■ What you are asked to do:
Copy all entries without alteration and skip the pictures they hold.
** Begin Data supplied **
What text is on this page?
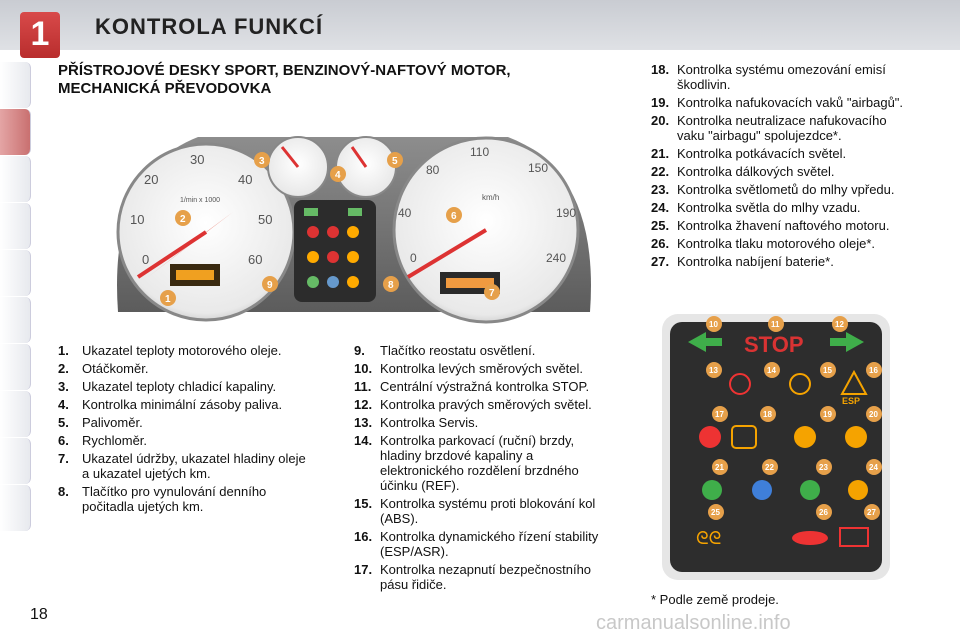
1	KONTROLA FUNKCÍ
PŘÍSTROJOVÉ DESKY SPORT, BENZINOVÝ-NAFTOVÝ MOTOR, MECHANICKÁ PŘEVODOVKA
0
10
20
30
40
50
60
1/min x 1000
0
40
80
110
150
190
240
km/h
1
2
3
4
5
6
7
8
9
1.	Ukazatel teploty motorového oleje.
2.	Otáčkoměr.
3.	Ukazatel teploty chladicí kapaliny.
4.	Kontrolka minimální zásoby paliva.
5.	Palivoměr.
6.	Rychloměr.
7.	Ukazatel údržby, ukazatel hladiny oleje a ukazatel ujetých km.
8.	Tlačítko pro vynulování denního počitadla ujetých km.
9.	Tlačítko reostatu osvětlení.
10. Kontrolka levých směrových světel.
11. Centrální výstražná kontrolka STOP.
12. Kontrolka pravých směrových světel.
13. Kontrolka Servis.
14. Kontrolka parkovací (ruční) brzdy, hladiny brzdové kapaliny a elektronického rozdělení brzdného účinku (REF).
15. Kontrolka systému proti blokování kol (ABS).
16. Kontrolka dynamického řízení stability (ESP/ASR).
17. Kontrolka nezapnutí bezpečnostního pásu řidiče.
18. Kontrolka systému omezování emisí škodlivin.
19. Kontrolka nafukovacích vaků "airbagů".
20. Kontrolka neutralizace nafukovacího vaku "airbagu" spolujezdce*.
21. Kontrolka potkávacích světel.
22. Kontrolka dálkových světel.
23. Kontrolka světlometů do mlhy vpředu.
24. Kontrolka světla do mlhy vzadu.
25. Kontrolka žhavení naftového motoru.
26. Kontrolka tlaku motorového oleje*.
27. Kontrolka nabíjení baterie*.
STOP
ESP
ᘓᘓ
10	11	12
13	14	15	16
17	18	19	20
21	22	23	24
25	26	27
* Podle země prodeje.
18	carmanualsonline.info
** End Data supplied **
■ Result for this task:
What text is on this page?
1	KONTROLA FUNKCÍ
PŘÍSTROJOVÉ DESKY SPORT, BENZINOVÝ-NAFTOVÝ MOTOR, MECHANICKÁ PŘEVODOVKA
0
10
20
30
40
50
60
1/min x 1000
0
40
80
110
150
190
240
km/h
1
2
3
4
5
6
7
8
9
1.	Ukazatel teploty motorového oleje.
2.	Otáčkoměr.
3.	Ukazatel teploty chladicí kapaliny.
4.	Kontrolka minimální zásoby paliva.
5.	Palivoměr.
6.	Rychloměr.
7.	Ukazatel údržby, ukazatel hladiny oleje a ukazatel ujetých km.
8.	Tlačítko pro vynulování denního počitadla ujetých km.
9.	Tlačítko reostatu osvětlení.
10. Kontrolka levých směrových světel.
11. Centrální výstražná kontrolka STOP.
12. Kontrolka pravých směrových světel.
13. Kontrolka Servis.
14. Kontrolka parkovací (ruční) brzdy, hladiny brzdové kapaliny a elektronického rozdělení brzdného účinku (REF).
15. Kontrolka systému proti blokování kol (ABS).
16. Kontrolka dynamického řízení stability (ESP/ASR).
17. Kontrolka nezapnutí bezpečnostního pásu řidiče.
18. Kontrolka systému omezování emisí škodlivin.
19. Kontrolka nafukovacích vaků "airbagů".
20. Kontrolka neutralizace nafukovacího vaku "airbagu" spolujezdce*.
21. Kontrolka potkávacích světel.
22. Kontrolka dálkových světel.
23. Kontrolka světlometů do mlhy vpředu.
24. Kontrolka světla do mlhy vzadu.
25. Kontrolka žhavení naftového motoru.
26. Kontrolka tlaku motorového oleje*.
27. Kontrolka nabíjení baterie*.
STOP
ESP
ᘓᘓ
10	11	12
13	14	15	16
17	18	19	20
21	22	23	24
25	26	27
* Podle země prodeje.
18	carmanualsonline.info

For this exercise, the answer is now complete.